(Recorded data)
════════════════

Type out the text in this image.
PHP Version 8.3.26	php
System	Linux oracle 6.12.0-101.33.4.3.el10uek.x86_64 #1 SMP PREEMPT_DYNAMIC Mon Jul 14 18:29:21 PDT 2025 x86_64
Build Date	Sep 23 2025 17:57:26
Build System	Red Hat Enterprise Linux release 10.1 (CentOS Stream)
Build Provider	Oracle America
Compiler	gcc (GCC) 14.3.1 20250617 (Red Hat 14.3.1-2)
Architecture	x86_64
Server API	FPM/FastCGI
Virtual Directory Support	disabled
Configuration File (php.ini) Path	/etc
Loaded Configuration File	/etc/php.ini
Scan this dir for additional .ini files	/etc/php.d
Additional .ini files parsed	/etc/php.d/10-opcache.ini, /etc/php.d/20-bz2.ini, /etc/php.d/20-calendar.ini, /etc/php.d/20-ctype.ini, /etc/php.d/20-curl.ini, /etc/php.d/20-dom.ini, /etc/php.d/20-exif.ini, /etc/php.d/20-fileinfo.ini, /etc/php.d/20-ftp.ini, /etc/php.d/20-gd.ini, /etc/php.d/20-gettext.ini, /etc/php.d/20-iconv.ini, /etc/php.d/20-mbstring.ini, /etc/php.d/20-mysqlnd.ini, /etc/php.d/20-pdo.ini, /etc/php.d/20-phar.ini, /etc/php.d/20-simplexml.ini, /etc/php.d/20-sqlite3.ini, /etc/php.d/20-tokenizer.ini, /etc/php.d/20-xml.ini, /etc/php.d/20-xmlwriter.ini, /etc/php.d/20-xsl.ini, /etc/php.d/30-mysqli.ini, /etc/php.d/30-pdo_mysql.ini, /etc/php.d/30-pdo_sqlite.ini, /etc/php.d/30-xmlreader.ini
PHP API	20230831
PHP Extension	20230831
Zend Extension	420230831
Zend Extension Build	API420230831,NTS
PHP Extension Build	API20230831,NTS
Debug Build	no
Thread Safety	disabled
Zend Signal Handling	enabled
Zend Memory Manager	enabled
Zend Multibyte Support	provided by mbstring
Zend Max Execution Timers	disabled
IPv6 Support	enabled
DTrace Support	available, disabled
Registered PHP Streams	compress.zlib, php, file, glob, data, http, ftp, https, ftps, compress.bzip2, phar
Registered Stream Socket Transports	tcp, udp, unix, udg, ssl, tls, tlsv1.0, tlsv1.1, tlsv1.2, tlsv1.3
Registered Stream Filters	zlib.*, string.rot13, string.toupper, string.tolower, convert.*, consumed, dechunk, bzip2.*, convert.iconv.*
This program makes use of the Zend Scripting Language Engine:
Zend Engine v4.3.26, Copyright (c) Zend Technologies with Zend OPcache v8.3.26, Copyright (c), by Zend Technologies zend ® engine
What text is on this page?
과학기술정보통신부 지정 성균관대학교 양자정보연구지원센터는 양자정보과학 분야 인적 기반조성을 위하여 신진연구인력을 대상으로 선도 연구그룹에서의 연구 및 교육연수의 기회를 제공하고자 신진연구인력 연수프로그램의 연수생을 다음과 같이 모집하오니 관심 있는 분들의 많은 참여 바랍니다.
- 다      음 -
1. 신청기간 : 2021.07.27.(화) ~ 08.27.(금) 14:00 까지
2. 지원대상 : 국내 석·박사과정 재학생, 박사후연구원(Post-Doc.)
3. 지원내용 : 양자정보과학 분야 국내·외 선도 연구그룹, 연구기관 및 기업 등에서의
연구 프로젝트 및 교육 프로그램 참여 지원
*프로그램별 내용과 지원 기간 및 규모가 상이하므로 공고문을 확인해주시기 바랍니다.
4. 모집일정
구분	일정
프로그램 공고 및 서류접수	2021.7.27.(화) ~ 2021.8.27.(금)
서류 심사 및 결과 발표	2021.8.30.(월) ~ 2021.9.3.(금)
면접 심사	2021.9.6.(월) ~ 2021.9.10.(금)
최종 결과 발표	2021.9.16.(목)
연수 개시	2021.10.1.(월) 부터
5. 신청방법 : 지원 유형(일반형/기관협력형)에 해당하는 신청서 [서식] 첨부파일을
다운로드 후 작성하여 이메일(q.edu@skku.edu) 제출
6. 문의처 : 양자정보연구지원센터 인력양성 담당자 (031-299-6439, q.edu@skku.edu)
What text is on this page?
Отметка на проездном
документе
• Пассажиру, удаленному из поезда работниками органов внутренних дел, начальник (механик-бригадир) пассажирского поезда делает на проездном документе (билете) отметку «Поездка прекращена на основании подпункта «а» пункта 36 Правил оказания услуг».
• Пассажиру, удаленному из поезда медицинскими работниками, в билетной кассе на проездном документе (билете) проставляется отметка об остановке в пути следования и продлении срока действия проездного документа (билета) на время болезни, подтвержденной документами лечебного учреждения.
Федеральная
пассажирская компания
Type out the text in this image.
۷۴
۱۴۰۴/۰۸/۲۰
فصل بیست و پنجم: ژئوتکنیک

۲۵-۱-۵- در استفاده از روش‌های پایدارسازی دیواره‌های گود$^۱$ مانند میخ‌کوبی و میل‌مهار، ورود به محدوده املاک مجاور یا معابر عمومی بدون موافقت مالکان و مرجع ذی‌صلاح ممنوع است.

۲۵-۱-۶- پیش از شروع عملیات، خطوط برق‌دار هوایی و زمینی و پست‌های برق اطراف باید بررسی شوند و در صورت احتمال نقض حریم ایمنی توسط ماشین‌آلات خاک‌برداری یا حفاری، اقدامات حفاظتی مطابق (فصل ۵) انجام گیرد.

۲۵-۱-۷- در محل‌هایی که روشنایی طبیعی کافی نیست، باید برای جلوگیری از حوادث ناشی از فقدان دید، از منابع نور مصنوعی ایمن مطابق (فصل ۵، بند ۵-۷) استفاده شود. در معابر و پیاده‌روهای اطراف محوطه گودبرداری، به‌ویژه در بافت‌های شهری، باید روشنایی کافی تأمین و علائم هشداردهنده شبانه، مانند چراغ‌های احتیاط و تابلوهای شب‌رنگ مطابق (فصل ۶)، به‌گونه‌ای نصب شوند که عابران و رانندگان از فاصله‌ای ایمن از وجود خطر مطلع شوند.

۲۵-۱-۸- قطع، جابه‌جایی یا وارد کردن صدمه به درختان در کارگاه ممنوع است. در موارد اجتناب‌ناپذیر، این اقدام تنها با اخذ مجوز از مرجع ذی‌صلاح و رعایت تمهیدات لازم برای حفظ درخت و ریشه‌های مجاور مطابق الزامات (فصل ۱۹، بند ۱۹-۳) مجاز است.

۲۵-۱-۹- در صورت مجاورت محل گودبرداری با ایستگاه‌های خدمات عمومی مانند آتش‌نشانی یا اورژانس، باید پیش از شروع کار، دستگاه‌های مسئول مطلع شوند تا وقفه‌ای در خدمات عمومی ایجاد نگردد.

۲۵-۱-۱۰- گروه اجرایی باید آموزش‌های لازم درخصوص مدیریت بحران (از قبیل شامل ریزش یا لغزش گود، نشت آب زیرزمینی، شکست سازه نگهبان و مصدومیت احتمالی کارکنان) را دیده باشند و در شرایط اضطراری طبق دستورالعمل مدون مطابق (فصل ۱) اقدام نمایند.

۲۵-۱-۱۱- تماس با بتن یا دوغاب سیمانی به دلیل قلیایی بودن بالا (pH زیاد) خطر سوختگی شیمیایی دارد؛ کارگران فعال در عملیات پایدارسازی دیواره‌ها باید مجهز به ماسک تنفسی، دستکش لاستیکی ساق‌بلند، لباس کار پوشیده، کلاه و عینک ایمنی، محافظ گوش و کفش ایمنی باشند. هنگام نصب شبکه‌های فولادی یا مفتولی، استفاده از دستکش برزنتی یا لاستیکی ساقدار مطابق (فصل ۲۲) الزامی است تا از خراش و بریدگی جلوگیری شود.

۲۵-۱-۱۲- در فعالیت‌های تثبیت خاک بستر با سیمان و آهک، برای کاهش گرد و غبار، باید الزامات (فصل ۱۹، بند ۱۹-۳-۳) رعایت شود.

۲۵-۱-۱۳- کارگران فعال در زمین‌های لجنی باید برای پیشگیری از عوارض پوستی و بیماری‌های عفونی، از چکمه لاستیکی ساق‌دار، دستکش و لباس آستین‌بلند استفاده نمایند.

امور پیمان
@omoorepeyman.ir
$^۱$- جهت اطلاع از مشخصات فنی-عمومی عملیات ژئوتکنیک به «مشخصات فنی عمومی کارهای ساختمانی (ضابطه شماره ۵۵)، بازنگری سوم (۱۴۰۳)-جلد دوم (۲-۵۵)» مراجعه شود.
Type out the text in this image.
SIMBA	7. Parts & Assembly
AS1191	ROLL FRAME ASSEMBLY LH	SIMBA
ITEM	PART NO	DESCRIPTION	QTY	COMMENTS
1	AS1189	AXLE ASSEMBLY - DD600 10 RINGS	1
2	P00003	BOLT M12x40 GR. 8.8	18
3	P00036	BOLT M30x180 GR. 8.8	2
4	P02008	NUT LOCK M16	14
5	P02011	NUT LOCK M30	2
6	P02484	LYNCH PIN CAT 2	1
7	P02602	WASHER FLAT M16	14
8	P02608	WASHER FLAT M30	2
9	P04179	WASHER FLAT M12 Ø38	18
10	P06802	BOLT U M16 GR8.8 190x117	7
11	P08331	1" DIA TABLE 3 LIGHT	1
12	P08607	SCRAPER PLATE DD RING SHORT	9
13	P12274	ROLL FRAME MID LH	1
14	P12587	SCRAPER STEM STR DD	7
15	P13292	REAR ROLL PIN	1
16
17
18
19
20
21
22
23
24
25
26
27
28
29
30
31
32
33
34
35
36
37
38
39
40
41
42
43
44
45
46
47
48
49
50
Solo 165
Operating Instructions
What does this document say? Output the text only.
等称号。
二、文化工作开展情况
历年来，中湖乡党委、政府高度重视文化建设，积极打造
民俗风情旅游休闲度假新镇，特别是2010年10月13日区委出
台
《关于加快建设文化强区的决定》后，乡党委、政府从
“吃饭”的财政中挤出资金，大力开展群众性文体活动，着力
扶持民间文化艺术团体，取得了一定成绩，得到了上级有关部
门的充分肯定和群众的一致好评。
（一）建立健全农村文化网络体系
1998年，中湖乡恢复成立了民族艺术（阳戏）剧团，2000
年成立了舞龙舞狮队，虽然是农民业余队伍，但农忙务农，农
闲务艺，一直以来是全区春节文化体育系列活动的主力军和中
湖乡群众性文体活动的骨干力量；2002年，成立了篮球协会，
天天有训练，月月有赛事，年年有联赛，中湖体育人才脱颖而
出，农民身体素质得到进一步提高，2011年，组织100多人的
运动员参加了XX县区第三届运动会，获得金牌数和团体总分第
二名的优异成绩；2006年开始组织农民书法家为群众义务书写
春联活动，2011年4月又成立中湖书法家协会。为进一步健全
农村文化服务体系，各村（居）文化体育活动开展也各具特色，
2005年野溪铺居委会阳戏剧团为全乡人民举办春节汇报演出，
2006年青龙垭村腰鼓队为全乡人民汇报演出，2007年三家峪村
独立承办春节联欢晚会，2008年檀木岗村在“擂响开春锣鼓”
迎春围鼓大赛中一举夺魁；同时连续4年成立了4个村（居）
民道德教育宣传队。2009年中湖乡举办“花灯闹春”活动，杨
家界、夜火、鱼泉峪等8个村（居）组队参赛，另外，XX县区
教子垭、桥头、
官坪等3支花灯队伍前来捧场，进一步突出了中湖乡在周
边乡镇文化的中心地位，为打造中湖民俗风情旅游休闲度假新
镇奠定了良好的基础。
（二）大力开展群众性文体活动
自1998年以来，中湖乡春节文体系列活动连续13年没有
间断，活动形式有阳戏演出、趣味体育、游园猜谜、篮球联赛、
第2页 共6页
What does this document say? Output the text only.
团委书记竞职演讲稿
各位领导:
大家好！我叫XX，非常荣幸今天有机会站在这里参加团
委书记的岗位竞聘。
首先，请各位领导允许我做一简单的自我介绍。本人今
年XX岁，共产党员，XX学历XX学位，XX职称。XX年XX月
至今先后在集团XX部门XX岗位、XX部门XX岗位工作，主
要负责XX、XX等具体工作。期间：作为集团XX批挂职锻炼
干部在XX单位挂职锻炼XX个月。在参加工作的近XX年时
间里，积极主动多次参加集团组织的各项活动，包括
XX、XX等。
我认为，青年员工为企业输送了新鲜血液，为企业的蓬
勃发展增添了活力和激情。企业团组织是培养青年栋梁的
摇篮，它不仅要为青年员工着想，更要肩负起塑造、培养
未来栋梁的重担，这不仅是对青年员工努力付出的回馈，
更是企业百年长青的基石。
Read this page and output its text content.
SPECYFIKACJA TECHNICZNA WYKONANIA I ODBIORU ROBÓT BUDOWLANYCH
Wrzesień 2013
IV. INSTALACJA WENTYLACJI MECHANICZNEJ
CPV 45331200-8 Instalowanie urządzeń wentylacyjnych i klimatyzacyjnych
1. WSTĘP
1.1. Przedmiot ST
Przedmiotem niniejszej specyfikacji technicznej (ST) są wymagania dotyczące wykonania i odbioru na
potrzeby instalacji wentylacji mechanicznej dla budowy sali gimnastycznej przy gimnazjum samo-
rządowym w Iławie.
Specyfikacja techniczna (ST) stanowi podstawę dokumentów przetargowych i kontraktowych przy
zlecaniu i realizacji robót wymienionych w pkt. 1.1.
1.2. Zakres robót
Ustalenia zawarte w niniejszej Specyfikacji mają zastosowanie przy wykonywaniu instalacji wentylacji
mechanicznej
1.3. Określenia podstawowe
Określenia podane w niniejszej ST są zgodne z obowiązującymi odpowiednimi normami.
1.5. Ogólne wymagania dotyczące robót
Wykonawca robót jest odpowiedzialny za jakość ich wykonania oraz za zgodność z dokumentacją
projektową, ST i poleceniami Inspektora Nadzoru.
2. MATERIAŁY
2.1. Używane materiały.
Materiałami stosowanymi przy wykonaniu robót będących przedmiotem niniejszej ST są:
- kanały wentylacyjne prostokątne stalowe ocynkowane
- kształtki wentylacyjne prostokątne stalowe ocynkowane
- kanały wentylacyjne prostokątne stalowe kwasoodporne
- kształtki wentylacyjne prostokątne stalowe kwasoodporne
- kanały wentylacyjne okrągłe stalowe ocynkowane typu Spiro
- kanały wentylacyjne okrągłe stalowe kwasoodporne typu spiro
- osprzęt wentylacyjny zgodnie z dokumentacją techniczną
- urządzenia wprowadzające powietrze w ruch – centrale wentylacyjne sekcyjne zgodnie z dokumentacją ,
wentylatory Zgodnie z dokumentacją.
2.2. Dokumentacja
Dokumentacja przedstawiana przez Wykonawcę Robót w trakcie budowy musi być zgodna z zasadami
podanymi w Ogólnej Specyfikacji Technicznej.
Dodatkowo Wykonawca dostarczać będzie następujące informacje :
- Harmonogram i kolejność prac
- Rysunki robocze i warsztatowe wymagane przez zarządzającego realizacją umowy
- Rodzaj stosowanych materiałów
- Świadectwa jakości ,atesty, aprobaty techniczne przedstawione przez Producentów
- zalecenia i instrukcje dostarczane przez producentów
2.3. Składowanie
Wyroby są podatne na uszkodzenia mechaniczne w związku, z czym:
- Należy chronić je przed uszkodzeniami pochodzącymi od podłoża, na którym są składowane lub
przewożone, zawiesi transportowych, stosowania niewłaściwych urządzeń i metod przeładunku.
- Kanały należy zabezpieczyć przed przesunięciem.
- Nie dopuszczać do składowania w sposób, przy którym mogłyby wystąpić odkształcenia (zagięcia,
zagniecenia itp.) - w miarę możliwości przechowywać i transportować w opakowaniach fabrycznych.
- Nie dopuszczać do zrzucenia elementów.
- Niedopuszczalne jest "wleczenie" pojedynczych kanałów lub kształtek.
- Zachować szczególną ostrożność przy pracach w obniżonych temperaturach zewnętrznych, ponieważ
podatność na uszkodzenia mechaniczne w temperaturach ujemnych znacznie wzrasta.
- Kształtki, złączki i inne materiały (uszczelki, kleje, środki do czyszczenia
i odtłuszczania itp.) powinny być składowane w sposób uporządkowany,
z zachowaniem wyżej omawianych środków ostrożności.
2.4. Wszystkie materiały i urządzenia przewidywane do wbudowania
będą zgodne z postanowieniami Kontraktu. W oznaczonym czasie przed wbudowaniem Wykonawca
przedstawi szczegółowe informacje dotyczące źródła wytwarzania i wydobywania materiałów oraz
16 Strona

════════════════

__Instructions for the task__.
All lines in the data that contain the word "ocynkowane" should be copied.

__Completed exercise__.
- kanały wentylacyjne prostokątne stalowe ocynkowane
- kształtki wentylacyjne prostokątne stalowe ocynkowane
- kanały wentylacyjne okrągłe stalowe ocynkowane typu Spiro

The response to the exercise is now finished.